• _WHAT TO PRODUCE_: Would you pull out every line of the material that contains the string "title"?

>> start INFORMATION GIVEN

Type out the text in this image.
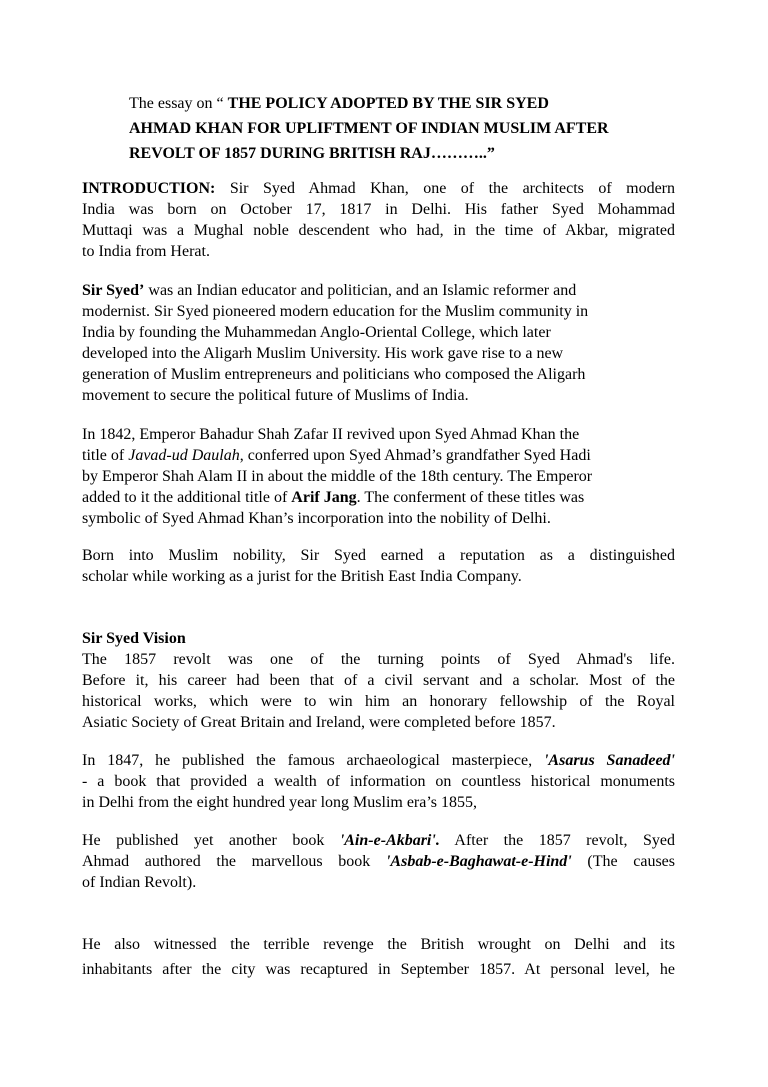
The essay on “ THE POLICY ADOPTED BY THE SIR SYED
AHMAD KHAN FOR UPLIFTMENT OF INDIAN MUSLIM AFTER
REVOLT OF 1857 DURING BRITISH RAJ………..”
INTRODUCTION: Sir Syed Ahmad Khan, one of the architects of modern
India was born on October 17, 1817 in Delhi. His father Syed Mohammad
Muttaqi was a Mughal noble descendent who had, in the time of Akbar, migrated
to India from Herat.
Sir Syed’ was an Indian educator and politician, and an Islamic reformer and
modernist. Sir Syed pioneered modern education for the Muslim community in
India by founding the Muhammedan Anglo-Oriental College, which later
developed into the Aligarh Muslim University. His work gave rise to a new
generation of Muslim entrepreneurs and politicians who composed the Aligarh
movement to secure the political future of Muslims of India.
In 1842, Emperor Bahadur Shah Zafar II revived upon Syed Ahmad Khan the
title of Javad-ud Daulah, conferred upon Syed Ahmad’s grandfather Syed Hadi
by Emperor Shah Alam II in about the middle of the 18th century. The Emperor
added to it the additional title of Arif Jang. The conferment of these titles was
symbolic of Syed Ahmad Khan’s incorporation into the nobility of Delhi.
Born into Muslim nobility, Sir Syed earned a reputation as a distinguished
scholar while working as a jurist for the British East India Company.
Sir Syed Vision
The 1857 revolt was one of the turning points of Syed Ahmad's life.
Before it, his career had been that of a civil servant and a scholar. Most of the
historical works, which were to win him an honorary fellowship of the Royal
Asiatic Society of Great Britain and Ireland, were completed before 1857.
In 1847, he published the famous archaeological masterpiece, 'Asarus Sanadeed'
- a book that provided a wealth of information on countless historical monuments
in Delhi from the eight hundred year long Muslim era’s 1855,
He published yet another book 'Ain-e-Akbari'. After the 1857 revolt, Syed
Ahmad authored the marvellous book 'Asbab-e-Baghawat-e-Hind' (The causes
of Indian Revolt).
He also witnessed the terrible revenge the British wrought on Delhi and its
inhabitants after the city was recaptured in September 1857. At personal level, he
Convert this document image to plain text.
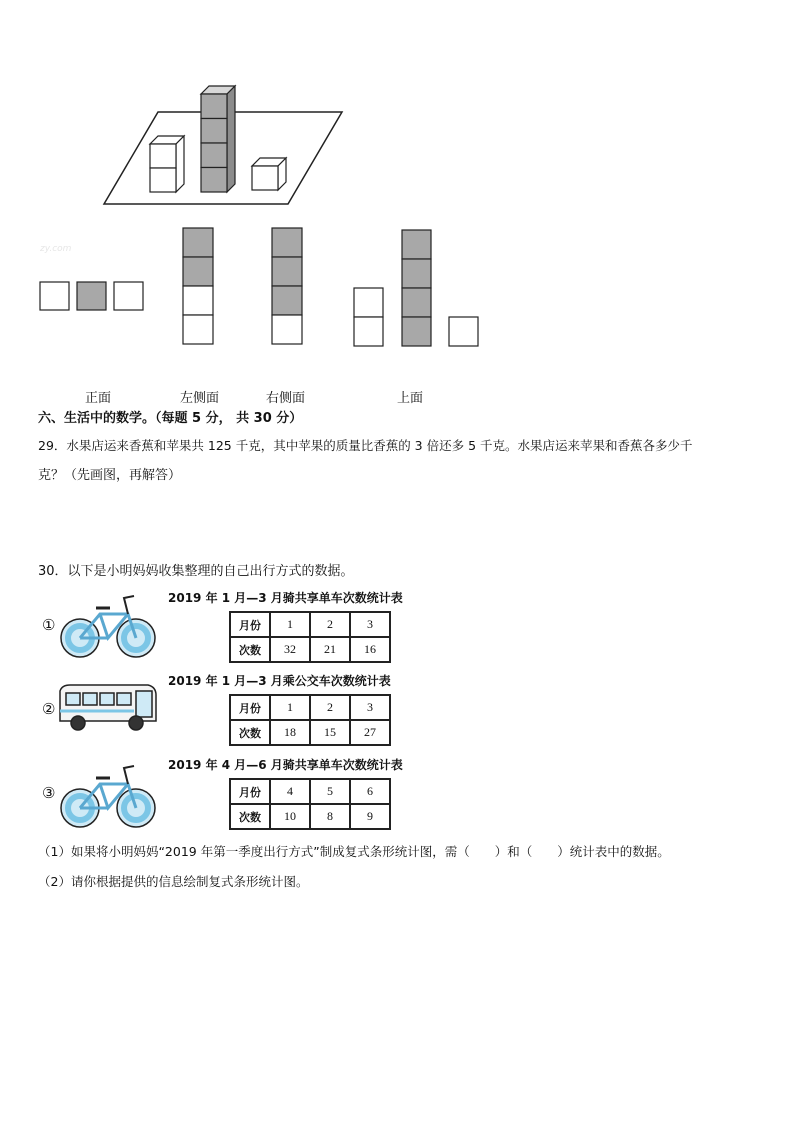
zy.com
正面	左侧面	右侧面	上面
六、生活中的数学。（每题 5 分， 共 30 分）
29．水果店运来香蕉和苹果共 125 千克，其中苹果的质量比香蕉的 3 倍还多 5 千克。水果店运来苹果和香蕉各多少千
克？（先画图，再解答）
30．以下是小明妈妈收集整理的自己出行方式的数据。
①
2019 年 1 月—3 月骑共享单车次数统计表
月份	1	2	3
次数	32	21	16
②
2019 年 1 月—3 月乘公交车次数统计表
月份	1	2	3
次数	18	15	27
③
2019 年 4 月—6 月骑共享单车次数统计表
月份	4	5	6
次数	10	8	9
（1）如果将小明妈妈“2019 年第一季度出行方式”制成复式条形统计图，需（　　）和（　　）统计表中的数据。
（2）请你根据提供的信息绘制复式条形统计图。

>> end INFORMATION GIVEN

• _SOLUTION TO THE PROBLEM_:
title of Javad-ud Daulah, conferred upon Syed Ahmad’s grandfather Syed Hadi
added to it the additional title of Arif Jang. The conferment of these titles was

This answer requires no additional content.